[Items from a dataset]
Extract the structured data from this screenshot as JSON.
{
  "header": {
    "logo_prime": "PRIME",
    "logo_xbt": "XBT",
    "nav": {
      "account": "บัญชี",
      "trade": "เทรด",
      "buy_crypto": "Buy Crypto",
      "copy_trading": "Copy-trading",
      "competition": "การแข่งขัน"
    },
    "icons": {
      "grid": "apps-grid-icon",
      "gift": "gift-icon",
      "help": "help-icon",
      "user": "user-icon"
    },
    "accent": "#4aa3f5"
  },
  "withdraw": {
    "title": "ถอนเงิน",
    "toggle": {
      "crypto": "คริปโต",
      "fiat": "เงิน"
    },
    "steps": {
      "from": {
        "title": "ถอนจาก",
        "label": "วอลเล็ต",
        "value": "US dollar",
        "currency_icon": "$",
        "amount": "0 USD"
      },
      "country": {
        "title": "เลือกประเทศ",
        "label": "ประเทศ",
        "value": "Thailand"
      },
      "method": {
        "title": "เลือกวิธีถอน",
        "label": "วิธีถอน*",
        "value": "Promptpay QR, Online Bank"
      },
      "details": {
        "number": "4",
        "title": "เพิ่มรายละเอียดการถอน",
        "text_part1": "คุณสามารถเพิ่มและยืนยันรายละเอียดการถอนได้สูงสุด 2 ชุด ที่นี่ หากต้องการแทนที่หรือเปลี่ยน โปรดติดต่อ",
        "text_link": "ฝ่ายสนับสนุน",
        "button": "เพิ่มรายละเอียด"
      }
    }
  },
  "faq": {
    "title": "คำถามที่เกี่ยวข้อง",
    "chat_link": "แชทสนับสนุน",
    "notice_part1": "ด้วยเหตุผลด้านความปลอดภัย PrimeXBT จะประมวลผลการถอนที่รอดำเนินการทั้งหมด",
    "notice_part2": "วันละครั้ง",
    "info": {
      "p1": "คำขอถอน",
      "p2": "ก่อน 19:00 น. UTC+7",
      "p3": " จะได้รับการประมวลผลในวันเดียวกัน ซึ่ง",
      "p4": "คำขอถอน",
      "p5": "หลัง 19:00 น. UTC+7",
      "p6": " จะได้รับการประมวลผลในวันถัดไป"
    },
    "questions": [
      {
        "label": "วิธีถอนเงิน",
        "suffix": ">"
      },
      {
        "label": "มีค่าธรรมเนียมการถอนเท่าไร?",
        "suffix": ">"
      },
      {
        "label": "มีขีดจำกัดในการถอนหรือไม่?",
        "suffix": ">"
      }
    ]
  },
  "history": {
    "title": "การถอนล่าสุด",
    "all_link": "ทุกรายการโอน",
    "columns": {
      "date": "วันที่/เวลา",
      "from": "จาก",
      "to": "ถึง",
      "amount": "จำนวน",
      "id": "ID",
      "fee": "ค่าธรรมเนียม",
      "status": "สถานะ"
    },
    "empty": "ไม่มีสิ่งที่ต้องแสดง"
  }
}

■ Required task
From the entries above, return each line with the word "title" in it.

■ Exercise answer
    "title": "ถอนเงิน",
        "title": "ถอนจาก",
        "title": "เลือกประเทศ",
        "title": "เลือกวิธีถอน",
        "title": "เพิ่มรายละเอียดการถอน",
    "title": "คำถามที่เกี่ยวข้อง",
    "title": "การถอนล่าสุด",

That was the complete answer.